=== GIVEN PROBLEM ===
State how many lines of the records contain the string "name". Give the number alone.

* * *

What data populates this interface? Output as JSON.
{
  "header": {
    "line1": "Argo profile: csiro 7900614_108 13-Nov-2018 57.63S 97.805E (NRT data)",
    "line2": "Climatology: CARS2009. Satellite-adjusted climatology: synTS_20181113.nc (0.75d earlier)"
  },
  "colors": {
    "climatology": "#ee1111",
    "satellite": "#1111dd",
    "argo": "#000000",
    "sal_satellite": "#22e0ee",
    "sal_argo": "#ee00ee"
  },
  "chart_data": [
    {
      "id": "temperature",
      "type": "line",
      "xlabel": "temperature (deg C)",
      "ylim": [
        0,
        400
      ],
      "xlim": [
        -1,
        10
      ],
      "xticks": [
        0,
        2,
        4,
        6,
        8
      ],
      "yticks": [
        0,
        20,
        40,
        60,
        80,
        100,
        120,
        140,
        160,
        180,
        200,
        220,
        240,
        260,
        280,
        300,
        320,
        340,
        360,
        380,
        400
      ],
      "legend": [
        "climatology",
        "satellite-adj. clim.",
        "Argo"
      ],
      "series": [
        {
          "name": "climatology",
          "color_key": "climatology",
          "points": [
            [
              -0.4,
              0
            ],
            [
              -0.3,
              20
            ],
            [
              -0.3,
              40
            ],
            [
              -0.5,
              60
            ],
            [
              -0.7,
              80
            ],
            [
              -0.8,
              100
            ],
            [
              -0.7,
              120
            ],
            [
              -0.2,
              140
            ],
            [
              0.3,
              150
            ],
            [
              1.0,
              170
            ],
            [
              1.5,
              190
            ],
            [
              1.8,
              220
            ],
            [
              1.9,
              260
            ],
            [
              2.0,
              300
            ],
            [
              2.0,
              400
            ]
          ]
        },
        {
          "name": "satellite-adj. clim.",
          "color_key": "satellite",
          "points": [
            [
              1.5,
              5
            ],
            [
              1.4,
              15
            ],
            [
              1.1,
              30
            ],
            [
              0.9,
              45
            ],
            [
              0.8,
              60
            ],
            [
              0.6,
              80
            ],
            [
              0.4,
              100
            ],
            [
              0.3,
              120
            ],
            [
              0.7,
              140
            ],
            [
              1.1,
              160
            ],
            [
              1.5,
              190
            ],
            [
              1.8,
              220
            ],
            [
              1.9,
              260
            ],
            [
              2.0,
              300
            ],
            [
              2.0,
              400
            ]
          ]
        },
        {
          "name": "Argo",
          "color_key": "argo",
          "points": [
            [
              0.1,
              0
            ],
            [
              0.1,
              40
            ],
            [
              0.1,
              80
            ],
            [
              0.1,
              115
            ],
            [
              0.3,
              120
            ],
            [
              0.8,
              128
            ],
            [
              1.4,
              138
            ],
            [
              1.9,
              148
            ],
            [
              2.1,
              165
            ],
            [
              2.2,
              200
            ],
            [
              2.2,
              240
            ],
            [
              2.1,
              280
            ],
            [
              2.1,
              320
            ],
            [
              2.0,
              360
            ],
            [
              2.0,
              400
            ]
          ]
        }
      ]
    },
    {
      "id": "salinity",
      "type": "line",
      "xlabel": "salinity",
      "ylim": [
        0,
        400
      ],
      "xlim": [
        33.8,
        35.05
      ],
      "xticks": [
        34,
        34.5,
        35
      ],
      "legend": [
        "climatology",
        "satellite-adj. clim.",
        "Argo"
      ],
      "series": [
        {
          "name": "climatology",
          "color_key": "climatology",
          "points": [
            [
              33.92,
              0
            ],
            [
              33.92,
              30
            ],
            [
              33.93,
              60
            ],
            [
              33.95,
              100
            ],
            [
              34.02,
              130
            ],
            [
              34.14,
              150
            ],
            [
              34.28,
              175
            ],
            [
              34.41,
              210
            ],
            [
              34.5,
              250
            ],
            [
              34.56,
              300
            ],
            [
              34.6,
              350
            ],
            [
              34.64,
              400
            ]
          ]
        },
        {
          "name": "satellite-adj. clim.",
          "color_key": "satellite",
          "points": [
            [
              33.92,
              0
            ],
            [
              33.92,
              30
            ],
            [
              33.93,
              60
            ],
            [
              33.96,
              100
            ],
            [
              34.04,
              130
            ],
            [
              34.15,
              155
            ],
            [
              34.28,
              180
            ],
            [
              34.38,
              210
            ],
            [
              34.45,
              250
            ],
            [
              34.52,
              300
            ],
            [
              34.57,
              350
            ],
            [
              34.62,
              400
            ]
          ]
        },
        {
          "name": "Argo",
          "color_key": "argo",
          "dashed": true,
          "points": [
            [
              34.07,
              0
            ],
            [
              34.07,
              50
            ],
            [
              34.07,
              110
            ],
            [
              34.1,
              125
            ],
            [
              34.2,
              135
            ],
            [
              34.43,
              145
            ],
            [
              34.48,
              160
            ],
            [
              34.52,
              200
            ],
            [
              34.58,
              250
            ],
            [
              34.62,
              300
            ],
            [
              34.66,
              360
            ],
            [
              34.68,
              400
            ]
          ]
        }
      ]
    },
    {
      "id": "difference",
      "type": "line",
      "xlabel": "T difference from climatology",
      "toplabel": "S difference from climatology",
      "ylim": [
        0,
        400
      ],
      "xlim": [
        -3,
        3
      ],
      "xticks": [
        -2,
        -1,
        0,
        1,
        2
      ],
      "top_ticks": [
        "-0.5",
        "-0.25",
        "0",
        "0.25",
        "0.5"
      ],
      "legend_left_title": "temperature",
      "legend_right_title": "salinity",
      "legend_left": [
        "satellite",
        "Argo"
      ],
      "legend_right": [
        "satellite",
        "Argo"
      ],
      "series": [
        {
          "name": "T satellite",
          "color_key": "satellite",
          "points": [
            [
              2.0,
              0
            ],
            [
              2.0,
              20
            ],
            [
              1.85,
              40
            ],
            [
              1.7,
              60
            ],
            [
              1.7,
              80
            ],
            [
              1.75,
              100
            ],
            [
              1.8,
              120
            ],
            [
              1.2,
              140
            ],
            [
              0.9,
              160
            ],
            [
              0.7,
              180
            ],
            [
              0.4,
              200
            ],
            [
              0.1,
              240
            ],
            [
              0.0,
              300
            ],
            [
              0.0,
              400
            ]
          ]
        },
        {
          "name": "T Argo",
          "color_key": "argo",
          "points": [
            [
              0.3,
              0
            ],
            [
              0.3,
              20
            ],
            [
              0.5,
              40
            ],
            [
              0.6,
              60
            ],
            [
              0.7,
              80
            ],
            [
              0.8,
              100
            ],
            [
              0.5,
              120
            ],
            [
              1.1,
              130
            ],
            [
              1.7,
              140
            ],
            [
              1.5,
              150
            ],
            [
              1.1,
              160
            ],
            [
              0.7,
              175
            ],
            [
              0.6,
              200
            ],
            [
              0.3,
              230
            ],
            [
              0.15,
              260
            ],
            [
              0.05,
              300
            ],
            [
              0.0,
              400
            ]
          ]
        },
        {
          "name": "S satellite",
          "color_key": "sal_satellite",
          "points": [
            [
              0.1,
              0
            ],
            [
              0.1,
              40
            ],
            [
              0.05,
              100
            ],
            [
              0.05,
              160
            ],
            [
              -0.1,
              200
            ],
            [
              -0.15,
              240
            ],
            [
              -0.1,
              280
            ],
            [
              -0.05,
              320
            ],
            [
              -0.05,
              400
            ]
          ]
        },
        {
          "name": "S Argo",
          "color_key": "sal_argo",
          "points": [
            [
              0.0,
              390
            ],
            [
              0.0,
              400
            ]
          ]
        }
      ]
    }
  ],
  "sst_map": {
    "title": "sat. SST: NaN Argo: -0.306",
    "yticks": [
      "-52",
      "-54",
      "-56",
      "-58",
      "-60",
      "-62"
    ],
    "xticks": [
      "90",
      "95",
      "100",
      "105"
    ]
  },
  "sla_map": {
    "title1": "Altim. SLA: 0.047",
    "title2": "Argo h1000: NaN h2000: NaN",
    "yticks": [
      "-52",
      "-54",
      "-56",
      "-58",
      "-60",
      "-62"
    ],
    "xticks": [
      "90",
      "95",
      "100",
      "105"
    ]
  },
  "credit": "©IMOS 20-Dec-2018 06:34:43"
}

* * *

=== EXERCISE RESULT ===
10